Directions for this task: The records below need retyping in full; give them again exactly.

BEGIN Data extract

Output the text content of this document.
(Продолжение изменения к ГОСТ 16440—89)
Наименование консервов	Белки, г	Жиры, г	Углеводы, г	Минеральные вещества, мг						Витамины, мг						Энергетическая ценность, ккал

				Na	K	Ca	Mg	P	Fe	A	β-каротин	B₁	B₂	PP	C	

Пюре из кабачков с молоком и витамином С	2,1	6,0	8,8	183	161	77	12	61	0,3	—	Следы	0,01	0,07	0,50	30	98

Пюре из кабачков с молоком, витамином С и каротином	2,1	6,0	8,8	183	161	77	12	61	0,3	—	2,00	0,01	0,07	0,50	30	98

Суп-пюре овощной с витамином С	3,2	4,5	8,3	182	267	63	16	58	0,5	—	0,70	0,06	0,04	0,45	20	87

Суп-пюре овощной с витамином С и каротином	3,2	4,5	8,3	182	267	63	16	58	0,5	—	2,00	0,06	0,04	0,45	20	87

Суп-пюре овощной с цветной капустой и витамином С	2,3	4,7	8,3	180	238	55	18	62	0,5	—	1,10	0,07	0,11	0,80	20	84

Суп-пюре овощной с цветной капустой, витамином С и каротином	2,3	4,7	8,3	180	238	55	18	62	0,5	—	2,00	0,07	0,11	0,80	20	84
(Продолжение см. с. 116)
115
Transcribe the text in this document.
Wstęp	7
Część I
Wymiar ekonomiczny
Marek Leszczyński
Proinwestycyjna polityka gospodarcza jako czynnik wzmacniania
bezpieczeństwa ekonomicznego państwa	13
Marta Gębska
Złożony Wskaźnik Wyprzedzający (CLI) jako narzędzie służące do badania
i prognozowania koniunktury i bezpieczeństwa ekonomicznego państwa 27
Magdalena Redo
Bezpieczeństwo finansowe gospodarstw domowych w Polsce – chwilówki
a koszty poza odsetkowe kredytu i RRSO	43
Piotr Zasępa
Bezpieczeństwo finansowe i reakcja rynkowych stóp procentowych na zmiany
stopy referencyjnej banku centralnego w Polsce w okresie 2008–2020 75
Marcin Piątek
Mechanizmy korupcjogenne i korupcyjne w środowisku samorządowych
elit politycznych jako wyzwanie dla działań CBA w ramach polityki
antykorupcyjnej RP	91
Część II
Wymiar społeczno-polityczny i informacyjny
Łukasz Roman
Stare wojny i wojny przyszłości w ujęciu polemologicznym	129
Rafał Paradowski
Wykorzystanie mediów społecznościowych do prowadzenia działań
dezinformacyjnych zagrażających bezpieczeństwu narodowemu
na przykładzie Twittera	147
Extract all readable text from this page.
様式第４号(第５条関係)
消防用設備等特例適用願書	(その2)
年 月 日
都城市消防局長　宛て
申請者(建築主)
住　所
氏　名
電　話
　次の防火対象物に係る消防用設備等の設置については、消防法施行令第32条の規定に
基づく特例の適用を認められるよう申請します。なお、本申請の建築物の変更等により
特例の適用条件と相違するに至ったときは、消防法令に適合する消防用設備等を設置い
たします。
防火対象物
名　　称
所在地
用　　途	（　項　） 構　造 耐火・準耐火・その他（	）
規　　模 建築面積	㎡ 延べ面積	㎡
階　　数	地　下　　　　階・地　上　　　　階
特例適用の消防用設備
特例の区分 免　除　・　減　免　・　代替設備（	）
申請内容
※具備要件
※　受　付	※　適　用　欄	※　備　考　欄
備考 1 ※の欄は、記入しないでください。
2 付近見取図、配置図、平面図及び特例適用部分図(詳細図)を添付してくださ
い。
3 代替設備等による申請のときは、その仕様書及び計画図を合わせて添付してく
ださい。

END Data extract

Answer to this exercise:
Output the text content of this document.
(Продолжение изменения к ГОСТ 16440—89)
Наименование консервов	Белки, г	Жиры, г	Углеводы, г	Минеральные вещества, мг						Витамины, мг						Энергетическая ценность, ккал

				Na	K	Ca	Mg	P	Fe	A	β-каротин	B₁	B₂	PP	C	

Пюре из кабачков с молоком и витамином С	2,1	6,0	8,8	183	161	77	12	61	0,3	—	Следы	0,01	0,07	0,50	30	98

Пюре из кабачков с молоком, витамином С и каротином	2,1	6,0	8,8	183	161	77	12	61	0,3	—	2,00	0,01	0,07	0,50	30	98

Суп-пюре овощной с витамином С	3,2	4,5	8,3	182	267	63	16	58	0,5	—	0,70	0,06	0,04	0,45	20	87

Суп-пюре овощной с витамином С и каротином	3,2	4,5	8,3	182	267	63	16	58	0,5	—	2,00	0,06	0,04	0,45	20	87

Суп-пюре овощной с цветной капустой и витамином С	2,3	4,7	8,3	180	238	55	18	62	0,5	—	1,10	0,07	0,11	0,80	20	84

Суп-пюре овощной с цветной капустой, витамином С и каротином	2,3	4,7	8,3	180	238	55	18	62	0,5	—	2,00	0,07	0,11	0,80	20	84
(Продолжение см. с. 116)
115
Transcribe the text in this document.
Wstęp	7
Część I
Wymiar ekonomiczny
Marek Leszczyński
Proinwestycyjna polityka gospodarcza jako czynnik wzmacniania
bezpieczeństwa ekonomicznego państwa	13
Marta Gębska
Złożony Wskaźnik Wyprzedzający (CLI) jako narzędzie służące do badania
i prognozowania koniunktury i bezpieczeństwa ekonomicznego państwa 27
Magdalena Redo
Bezpieczeństwo finansowe gospodarstw domowych w Polsce – chwilówki
a koszty poza odsetkowe kredytu i RRSO	43
Piotr Zasępa
Bezpieczeństwo finansowe i reakcja rynkowych stóp procentowych na zmiany
stopy referencyjnej banku centralnego w Polsce w okresie 2008–2020 75
Marcin Piątek
Mechanizmy korupcjogenne i korupcyjne w środowisku samorządowych
elit politycznych jako wyzwanie dla działań CBA w ramach polityki
antykorupcyjnej RP	91
Część II
Wymiar społeczno-polityczny i informacyjny
Łukasz Roman
Stare wojny i wojny przyszłości w ujęciu polemologicznym	129
Rafał Paradowski
Wykorzystanie mediów społecznościowych do prowadzenia działań
dezinformacyjnych zagrażających bezpieczeństwu narodowemu
na przykładzie Twittera	147
Extract all readable text from this page.
様式第４号(第５条関係)
消防用設備等特例適用願書	(その2)
年 月 日
都城市消防局長　宛て
申請者(建築主)
住　所
氏　名
電　話
　次の防火対象物に係る消防用設備等の設置については、消防法施行令第32条の規定に
基づく特例の適用を認められるよう申請します。なお、本申請の建築物の変更等により
特例の適用条件と相違するに至ったときは、消防法令に適合する消防用設備等を設置い
たします。
防火対象物
名　　称
所在地
用　　途	（　項　） 構　造 耐火・準耐火・その他（	）
規　　模 建築面積	㎡ 延べ面積	㎡
階　　数	地　下　　　　階・地　上　　　　階
特例適用の消防用設備
特例の区分 免　除　・　減　免　・　代替設備（	）
申請内容
※具備要件
※　受　付	※　適　用　欄	※　備　考　欄
備考 1 ※の欄は、記入しないでください。
2 付近見取図、配置図、平面図及び特例適用部分図(詳細図)を添付してくださ
い。
3 代替設備等による申請のときは、その仕様書及び計画図を合わせて添付してく
ださい。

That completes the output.